◆ RECORDED INFORMATION:
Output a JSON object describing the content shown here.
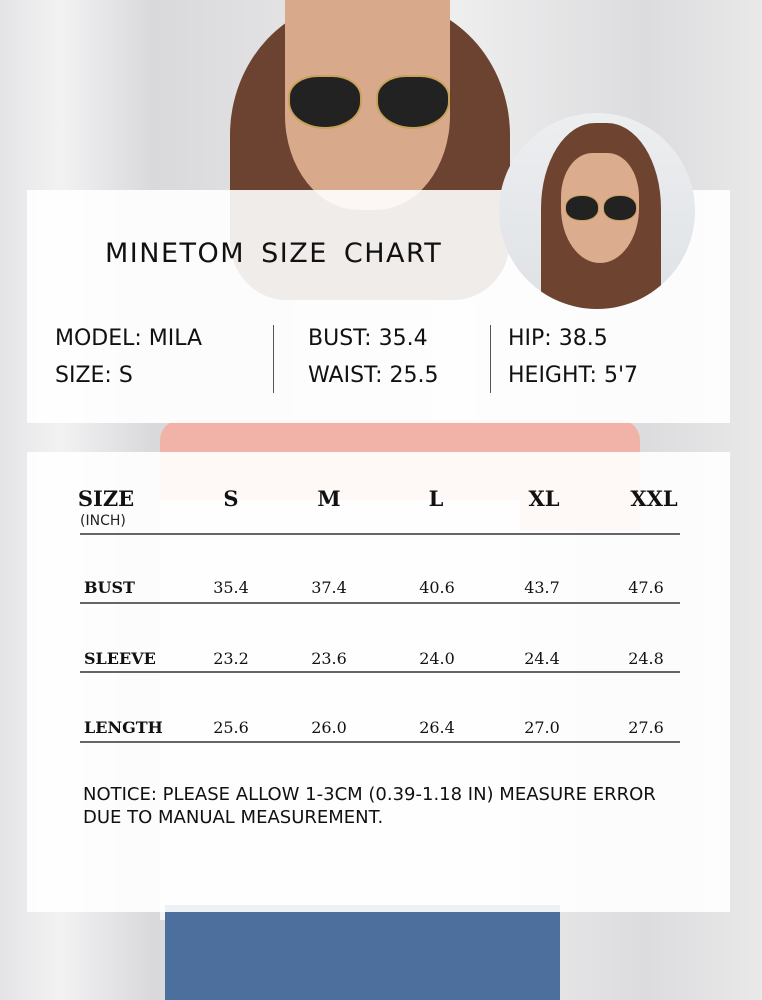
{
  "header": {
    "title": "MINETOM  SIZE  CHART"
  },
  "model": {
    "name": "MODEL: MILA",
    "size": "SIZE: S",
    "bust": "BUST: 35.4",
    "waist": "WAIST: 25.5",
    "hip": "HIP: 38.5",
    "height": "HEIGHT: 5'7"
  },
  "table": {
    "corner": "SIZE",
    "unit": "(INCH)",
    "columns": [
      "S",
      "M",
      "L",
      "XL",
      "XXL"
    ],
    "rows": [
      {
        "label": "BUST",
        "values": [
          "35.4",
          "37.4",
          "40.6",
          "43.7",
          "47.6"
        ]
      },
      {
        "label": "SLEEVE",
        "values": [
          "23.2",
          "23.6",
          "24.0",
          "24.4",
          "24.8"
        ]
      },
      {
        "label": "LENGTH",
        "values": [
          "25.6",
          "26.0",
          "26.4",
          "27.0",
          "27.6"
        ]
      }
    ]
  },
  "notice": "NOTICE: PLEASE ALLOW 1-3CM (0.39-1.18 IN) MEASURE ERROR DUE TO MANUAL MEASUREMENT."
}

◆ TASK OBJECTIVE:
Transcribe every line from the records above without alteration, and leave out the images.

◆ TASK RESULT:
Output a JSON object describing the content shown here.
{
  "header": {
    "title": "MINETOM  SIZE  CHART"
  },
  "model": {
    "name": "MODEL: MILA",
    "size": "SIZE: S",
    "bust": "BUST: 35.4",
    "waist": "WAIST: 25.5",
    "hip": "HIP: 38.5",
    "height": "HEIGHT: 5'7"
  },
  "table": {
    "corner": "SIZE",
    "unit": "(INCH)",
    "columns": [
      "S",
      "M",
      "L",
      "XL",
      "XXL"
    ],
    "rows": [
      {
        "label": "BUST",
        "values": [
          "35.4",
          "37.4",
          "40.6",
          "43.7",
          "47.6"
        ]
      },
      {
        "label": "SLEEVE",
        "values": [
          "23.2",
          "23.6",
          "24.0",
          "24.4",
          "24.8"
        ]
      },
      {
        "label": "LENGTH",
        "values": [
          "25.6",
          "26.0",
          "26.4",
          "27.0",
          "27.6"
        ]
      }
    ]
  },
  "notice": "NOTICE: PLEASE ALLOW 1-3CM (0.39-1.18 IN) MEASURE ERROR DUE TO MANUAL MEASUREMENT."
}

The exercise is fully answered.